- REQUIRED WORK
Select every line containing the word "school" from the material, and copy those lines.
● ● ● ● ● ● ●
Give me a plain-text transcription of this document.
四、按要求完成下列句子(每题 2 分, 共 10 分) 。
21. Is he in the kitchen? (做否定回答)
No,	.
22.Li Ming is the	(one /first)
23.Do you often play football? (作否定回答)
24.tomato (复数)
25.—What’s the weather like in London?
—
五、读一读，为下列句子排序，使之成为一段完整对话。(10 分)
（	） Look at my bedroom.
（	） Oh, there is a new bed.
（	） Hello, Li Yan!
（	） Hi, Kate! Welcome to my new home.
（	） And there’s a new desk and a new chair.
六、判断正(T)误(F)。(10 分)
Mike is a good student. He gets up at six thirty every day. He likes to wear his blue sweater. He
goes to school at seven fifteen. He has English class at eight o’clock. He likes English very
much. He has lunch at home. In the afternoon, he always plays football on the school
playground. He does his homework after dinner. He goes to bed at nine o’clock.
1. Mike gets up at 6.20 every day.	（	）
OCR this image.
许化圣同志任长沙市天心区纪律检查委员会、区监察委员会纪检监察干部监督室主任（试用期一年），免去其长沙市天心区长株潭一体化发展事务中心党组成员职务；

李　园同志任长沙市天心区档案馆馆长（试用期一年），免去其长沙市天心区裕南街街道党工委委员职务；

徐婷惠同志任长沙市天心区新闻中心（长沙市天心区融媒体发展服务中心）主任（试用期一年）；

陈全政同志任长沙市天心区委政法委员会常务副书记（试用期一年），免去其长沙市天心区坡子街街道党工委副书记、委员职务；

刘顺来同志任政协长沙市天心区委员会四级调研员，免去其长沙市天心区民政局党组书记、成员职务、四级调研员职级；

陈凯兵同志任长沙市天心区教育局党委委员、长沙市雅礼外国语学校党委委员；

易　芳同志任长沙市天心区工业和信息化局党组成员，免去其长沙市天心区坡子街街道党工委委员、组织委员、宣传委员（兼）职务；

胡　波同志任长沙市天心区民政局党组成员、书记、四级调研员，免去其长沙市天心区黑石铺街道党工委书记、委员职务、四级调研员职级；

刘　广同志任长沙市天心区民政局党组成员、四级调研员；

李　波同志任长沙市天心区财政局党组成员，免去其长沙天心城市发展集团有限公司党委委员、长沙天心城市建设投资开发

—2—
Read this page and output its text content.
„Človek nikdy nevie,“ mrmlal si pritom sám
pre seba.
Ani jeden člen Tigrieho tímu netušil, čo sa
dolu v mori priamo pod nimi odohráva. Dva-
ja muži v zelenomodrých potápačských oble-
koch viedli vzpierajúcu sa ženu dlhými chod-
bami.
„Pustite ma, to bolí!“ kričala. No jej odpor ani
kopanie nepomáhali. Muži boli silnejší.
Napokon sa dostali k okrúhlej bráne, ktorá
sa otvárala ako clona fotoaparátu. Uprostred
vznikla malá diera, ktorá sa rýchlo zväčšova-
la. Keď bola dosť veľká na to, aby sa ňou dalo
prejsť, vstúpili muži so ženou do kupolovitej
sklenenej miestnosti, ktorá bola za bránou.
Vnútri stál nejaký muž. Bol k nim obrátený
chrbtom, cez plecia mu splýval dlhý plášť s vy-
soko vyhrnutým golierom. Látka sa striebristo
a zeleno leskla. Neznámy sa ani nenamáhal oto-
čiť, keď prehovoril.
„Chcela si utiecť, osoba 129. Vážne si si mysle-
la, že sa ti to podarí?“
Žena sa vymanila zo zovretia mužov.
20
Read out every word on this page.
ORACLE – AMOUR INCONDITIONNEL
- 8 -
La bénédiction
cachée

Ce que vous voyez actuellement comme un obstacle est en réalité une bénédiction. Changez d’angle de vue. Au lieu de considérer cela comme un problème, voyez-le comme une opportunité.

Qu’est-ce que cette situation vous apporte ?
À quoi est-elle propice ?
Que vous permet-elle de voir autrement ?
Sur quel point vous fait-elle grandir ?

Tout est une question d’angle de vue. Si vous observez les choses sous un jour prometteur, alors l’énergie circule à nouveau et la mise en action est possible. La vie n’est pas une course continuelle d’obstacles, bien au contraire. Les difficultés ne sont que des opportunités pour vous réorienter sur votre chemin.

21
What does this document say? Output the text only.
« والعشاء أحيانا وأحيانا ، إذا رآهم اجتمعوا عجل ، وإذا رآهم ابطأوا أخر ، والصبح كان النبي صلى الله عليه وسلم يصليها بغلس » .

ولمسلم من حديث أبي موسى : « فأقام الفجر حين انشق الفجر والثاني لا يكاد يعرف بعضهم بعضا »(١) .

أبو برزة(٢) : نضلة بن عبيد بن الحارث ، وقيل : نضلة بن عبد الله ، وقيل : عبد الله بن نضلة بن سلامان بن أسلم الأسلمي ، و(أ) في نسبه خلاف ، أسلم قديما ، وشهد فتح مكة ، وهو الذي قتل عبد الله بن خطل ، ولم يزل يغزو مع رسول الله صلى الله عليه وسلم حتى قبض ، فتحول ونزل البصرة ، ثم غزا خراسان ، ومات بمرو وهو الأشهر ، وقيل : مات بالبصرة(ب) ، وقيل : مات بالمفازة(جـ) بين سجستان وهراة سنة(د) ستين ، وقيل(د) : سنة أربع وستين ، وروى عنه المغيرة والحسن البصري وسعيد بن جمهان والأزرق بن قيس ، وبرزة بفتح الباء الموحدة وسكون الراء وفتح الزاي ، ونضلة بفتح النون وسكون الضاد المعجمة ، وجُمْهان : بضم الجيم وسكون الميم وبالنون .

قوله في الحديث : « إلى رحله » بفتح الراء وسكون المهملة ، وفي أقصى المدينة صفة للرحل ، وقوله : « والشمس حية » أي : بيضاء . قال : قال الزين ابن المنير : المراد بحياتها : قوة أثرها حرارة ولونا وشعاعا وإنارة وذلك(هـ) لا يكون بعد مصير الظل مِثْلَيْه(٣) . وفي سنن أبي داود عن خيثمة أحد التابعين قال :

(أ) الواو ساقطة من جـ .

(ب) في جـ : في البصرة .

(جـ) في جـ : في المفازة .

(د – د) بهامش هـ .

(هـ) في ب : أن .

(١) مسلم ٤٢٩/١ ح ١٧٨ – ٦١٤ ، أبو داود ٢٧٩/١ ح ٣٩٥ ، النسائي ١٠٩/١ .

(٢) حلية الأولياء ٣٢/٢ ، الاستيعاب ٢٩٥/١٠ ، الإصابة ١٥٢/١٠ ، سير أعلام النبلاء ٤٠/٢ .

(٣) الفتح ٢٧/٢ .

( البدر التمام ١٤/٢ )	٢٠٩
● ● ● ● ● ● ●
- ANSWER IN FULL
goes to school at seven fifteen. He has English class at eight o’clock. He likes English very
much. He has lunch at home. In the afternoon, he always plays football on the school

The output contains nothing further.